[PROVIDED DATA start]
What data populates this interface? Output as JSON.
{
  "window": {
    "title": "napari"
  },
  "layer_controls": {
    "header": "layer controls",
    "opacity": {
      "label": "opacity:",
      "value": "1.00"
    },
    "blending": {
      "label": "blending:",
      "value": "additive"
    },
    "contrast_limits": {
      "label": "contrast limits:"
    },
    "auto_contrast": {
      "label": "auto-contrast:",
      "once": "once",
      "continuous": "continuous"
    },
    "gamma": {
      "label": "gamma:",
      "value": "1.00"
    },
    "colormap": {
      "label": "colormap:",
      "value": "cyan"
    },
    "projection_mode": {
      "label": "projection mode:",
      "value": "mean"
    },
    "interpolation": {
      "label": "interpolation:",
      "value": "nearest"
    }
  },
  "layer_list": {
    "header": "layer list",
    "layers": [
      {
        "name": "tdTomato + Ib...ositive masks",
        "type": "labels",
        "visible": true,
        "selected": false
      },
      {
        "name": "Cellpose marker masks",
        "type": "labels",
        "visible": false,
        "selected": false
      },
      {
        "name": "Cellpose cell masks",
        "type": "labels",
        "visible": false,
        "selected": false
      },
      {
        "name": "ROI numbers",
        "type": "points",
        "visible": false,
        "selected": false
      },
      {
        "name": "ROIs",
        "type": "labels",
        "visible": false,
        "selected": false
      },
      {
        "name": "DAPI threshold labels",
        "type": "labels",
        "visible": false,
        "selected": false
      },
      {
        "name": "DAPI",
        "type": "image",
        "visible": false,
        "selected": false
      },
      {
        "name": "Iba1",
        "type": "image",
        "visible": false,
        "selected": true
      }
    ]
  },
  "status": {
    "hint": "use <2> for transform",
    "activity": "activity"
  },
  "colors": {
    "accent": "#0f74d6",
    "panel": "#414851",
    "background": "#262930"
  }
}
[PROVIDED DATA end]
Faithfully copy every entry, leaving nothing out.

What data populates this interface? Output as JSON.
{
  "window": {
    "title": "napari"
  },
  "layer_controls": {
    "header": "layer controls",
    "opacity": {
      "label": "opacity:",
      "value": "1.00"
    },
    "blending": {
      "label": "blending:",
      "value": "additive"
    },
    "contrast_limits": {
      "label": "contrast limits:"
    },
    "auto_contrast": {
      "label": "auto-contrast:",
      "once": "once",
      "continuous": "continuous"
    },
    "gamma": {
      "label": "gamma:",
      "value": "1.00"
    },
    "colormap": {
      "label": "colormap:",
      "value": "cyan"
    },
    "projection_mode": {
      "label": "projection mode:",
      "value": "mean"
    },
    "interpolation": {
      "label": "interpolation:",
      "value": "nearest"
    }
  },
  "layer_list": {
    "header": "layer list",
    "layers": [
      {
        "name": "tdTomato + Ib...ositive masks",
        "type": "labels",
        "visible": true,
        "selected": false
      },
      {
        "name": "Cellpose marker masks",
        "type": "labels",
        "visible": false,
        "selected": false
      },
      {
        "name": "Cellpose cell masks",
        "type": "labels",
        "visible": false,
        "selected": false
      },
      {
        "name": "ROI numbers",
        "type": "points",
        "visible": false,
        "selected": false
      },
      {
        "name": "ROIs",
        "type": "labels",
        "visible": false,
        "selected": false
      },
      {
        "name": "DAPI threshold labels",
        "type": "labels",
        "visible": false,
        "selected": false
      },
      {
        "name": "DAPI",
        "type": "image",
        "visible": false,
        "selected": false
      },
      {
        "name": "Iba1",
        "type": "image",
        "visible": false,
        "selected": true
      }
    ]
  },
  "status": {
    "hint": "use <2> for transform",
    "activity": "activity"
  },
  "colors": {
    "accent": "#0f74d6",
    "panel": "#414851",
    "background": "#262930"
  }
}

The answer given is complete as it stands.